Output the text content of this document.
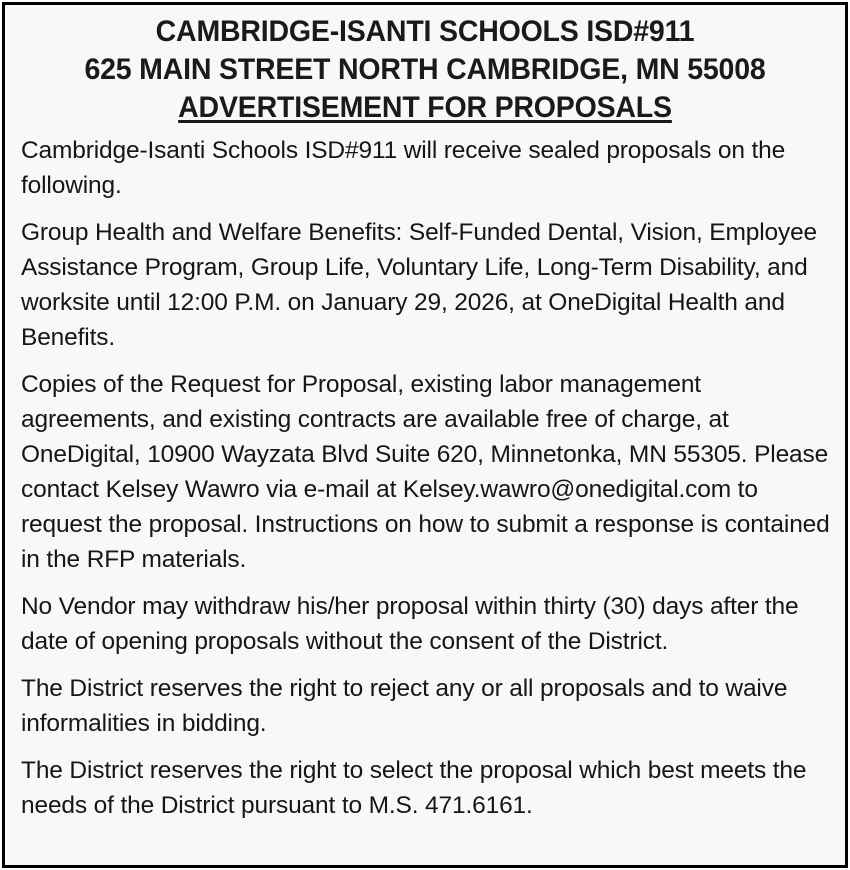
CAMBRIDGE-ISANTI SCHOOLS ISD#911
625 MAIN STREET NORTH CAMBRIDGE, MN 55008
ADVERTISEMENT FOR PROPOSALS

Cambridge-Isanti Schools ISD#911 will receive sealed proposals on the following.

Group Health and Welfare Benefits: Self-Funded Dental, Vision, Employee Assistance Program, Group Life, Voluntary Life, Long-Term Disability, and worksite until 12:00 P.M. on January 29, 2026, at OneDigital Health and Benefits.

Copies of the Request for Proposal, existing labor management agreements, and existing contracts are available free of charge, at OneDigital, 10900 Wayzata Blvd Suite 620, Minnetonka, MN 55305. Please contact Kelsey Wawro via e-mail at Kelsey.wawro@onedigital.com to request the proposal. Instructions on how to submit a response is contained in the RFP materials.

No Vendor may withdraw his/her proposal within thirty (30) days after the date of opening proposals without the consent of the District.

The District reserves the right to reject any or all proposals and to waive informalities in bidding.

The District reserves the right to select the proposal which best meets the needs of the District pursuant to M.S. 471.6161.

* * * * * * * * *

▶ [SET TASK]: With the pictures omitted, reproduce the records in full and exactly.

▶ [FULL SOLUTION]:
Output the text content of this document.
CAMBRIDGE-ISANTI SCHOOLS ISD#911
625 MAIN STREET NORTH CAMBRIDGE, MN 55008
ADVERTISEMENT FOR PROPOSALS

Cambridge-Isanti Schools ISD#911 will receive sealed proposals on the following.

Group Health and Welfare Benefits: Self-Funded Dental, Vision, Employee Assistance Program, Group Life, Voluntary Life, Long-Term Disability, and worksite until 12:00 P.M. on January 29, 2026, at OneDigital Health and Benefits.

Copies of the Request for Proposal, existing labor management agreements, and existing contracts are available free of charge, at OneDigital, 10900 Wayzata Blvd Suite 620, Minnetonka, MN 55305. Please contact Kelsey Wawro via e-mail at Kelsey.wawro@onedigital.com to request the proposal. Instructions on how to submit a response is contained in the RFP materials.

No Vendor may withdraw his/her proposal within thirty (30) days after the date of opening proposals without the consent of the District.

The District reserves the right to reject any or all proposals and to waive informalities in bidding.

The District reserves the right to select the proposal which best meets the needs of the District pursuant to M.S. 471.6161.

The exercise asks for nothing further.